The tricky thing about writing about anything Banksy does is that, by his very nature, he makes absurd things happen. Sometimes that’s just by dint of being a deliberately weird public figure with a lot of mythology built up around him, but often it’s because he’s intentionally messing with people, including the press attempting to document his actions. So when we report today—courtesy of Vulture—that $15 million in the street artist’s work was seized by Belgian authorities this week and “driven away at midnight to an unidentified secure location,” please just mentally note that every sentence ends with an implied, “Unless, of course, Banksy is fucking with us.”
This story was originally reported in The Guardian, which notes that it’s part of the longer story of a “Banksy unauthorized” exhibit organized by the artist’s former manager, and which has been touring around the world without his permission. (Unless, of course, Banksy is fucking with us. You get it.) The exhibit was being hosted by Belgian nonprofit Strokar Inside (inside an abandoned supermarket, which, weird) and was seized after the organization basically asked the government to come take it all away, which, weird.

→ Data provided:

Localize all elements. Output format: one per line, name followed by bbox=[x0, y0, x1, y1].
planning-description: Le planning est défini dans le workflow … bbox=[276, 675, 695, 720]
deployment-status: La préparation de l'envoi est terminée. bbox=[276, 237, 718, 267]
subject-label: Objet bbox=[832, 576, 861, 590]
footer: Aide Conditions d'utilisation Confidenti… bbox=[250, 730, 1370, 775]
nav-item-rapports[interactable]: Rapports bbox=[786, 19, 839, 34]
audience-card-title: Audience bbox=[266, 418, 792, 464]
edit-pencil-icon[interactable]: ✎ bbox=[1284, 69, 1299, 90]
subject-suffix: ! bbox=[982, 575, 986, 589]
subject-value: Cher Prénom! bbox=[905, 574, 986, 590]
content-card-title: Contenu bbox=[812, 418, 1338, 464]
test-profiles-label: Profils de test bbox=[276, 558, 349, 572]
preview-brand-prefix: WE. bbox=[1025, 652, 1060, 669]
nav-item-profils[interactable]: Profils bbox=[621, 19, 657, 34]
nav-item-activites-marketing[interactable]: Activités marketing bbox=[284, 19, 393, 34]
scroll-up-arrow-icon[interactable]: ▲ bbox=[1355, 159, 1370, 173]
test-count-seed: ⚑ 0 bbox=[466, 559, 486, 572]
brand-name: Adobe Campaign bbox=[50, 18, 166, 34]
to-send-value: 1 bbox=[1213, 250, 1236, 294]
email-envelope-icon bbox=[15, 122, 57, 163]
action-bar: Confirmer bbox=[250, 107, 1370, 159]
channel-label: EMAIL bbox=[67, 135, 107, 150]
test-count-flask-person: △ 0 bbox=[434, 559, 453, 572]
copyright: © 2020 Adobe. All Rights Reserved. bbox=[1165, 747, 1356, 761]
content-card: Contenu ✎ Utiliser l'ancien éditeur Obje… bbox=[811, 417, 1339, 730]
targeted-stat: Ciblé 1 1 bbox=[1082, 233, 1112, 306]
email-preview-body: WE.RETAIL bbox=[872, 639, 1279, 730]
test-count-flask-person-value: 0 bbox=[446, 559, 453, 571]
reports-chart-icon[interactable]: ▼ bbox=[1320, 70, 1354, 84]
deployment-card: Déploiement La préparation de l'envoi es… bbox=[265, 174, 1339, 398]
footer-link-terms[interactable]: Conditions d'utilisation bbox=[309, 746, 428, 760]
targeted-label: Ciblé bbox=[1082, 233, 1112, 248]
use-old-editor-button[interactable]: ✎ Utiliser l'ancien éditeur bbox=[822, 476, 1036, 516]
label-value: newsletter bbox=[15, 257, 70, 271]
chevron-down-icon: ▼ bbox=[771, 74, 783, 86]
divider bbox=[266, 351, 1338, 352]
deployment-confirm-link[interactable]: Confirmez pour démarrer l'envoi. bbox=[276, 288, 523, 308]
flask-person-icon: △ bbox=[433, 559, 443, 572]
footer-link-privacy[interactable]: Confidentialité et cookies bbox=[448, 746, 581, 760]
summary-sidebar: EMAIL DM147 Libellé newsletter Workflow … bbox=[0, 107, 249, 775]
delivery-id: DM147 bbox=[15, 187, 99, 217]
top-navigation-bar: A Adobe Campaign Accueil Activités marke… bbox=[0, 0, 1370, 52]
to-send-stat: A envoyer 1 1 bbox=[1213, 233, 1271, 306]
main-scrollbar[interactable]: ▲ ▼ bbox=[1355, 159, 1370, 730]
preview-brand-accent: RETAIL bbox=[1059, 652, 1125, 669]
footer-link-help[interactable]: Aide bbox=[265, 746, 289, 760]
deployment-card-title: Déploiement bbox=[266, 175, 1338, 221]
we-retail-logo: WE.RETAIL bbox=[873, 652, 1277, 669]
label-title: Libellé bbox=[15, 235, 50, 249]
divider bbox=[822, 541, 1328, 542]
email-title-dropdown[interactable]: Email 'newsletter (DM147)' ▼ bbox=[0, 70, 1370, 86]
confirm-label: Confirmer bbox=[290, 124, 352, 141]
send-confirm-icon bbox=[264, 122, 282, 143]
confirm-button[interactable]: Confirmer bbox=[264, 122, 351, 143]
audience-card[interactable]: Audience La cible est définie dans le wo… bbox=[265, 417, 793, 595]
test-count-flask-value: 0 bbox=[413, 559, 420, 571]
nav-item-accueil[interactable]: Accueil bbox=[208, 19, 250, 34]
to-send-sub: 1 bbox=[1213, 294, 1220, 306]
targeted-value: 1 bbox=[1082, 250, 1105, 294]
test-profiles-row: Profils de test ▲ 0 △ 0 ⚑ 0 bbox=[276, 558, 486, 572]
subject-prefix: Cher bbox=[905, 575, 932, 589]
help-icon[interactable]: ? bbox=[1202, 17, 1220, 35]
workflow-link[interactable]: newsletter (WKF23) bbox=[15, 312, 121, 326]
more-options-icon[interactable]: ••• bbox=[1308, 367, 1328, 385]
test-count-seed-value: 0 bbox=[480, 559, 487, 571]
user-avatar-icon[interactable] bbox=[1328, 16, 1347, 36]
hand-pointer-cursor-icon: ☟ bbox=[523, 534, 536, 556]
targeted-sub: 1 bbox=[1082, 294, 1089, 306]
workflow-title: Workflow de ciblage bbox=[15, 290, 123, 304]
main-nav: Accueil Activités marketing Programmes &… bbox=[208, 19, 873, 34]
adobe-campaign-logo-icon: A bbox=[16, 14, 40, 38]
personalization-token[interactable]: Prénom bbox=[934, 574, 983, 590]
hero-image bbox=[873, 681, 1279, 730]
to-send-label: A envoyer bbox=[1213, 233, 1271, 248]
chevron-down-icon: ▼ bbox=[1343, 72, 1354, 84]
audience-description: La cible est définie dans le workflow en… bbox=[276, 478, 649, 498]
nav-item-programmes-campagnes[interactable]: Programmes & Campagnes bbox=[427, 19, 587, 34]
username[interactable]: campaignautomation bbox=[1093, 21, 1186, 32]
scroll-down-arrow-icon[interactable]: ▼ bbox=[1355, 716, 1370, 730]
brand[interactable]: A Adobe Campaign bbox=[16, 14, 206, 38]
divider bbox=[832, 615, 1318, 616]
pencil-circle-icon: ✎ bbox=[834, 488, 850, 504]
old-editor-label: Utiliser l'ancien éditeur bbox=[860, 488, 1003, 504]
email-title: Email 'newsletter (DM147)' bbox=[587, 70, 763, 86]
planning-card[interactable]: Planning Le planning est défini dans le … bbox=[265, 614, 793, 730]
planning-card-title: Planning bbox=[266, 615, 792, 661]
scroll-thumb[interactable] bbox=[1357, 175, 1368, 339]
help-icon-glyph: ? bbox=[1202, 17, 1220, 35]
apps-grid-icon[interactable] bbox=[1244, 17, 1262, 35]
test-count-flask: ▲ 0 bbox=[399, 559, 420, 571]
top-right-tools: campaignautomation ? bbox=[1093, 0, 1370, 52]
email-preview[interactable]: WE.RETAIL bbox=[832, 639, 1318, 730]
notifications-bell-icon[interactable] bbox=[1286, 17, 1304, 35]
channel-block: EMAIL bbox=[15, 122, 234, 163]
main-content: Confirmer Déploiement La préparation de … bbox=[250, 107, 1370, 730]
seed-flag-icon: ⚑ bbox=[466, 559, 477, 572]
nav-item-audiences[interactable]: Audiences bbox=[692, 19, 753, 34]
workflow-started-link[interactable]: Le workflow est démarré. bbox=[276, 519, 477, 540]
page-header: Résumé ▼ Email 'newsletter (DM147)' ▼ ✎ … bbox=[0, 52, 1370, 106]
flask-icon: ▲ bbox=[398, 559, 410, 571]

→ Problems to work on:
1/ According to the Banksy article, who organized the "Banksy unauthorized" exhibit?
2/ Resume the Banksy article after its last sentence and carry it forward.
The material has no connection to the Banksy article.

→ Results:
1/ The artist's former manager organized it.

2/
It all apparently boils down to a conflict, not between Banksy and former “manager” Steve Lazarides, who’s been touring the pieces without the anonymous artist’s permission—that would be too simple—but between Lazarides and a German go-between company that was apparently running the Berlin version of the event on his behalf. Said company, On Entertainment, allegedly then turned around and offered the Belgian nonprofit the chance to host the art in Brussels for a bit, shipping the pieces off without getting Lazarides’ permission to send over his bushel of unauthorized art. (U,OC,BIFWU.) When Lazarides found out, he sent his lawyers to yell at Strokar Inside, who, realizing that they had someone found themselves trapped in Banksy World, threw up their hands and asked the nice Belgian government to get all this shit off of their hands.
It’s not clear what’ll happen to the 58 pieces in the collection, which include a version of the artist’s famous balloon girl—a piece similar to the one from Banksy’s big shredder prank earlier this year. Meanwhile, Banksy himself has expressed mild annoyance at people being charged to see his art by Lazarides’ exhibit, although he also noted that “Not sure I’m the best person to complain about people putting up pictures without getting permission.”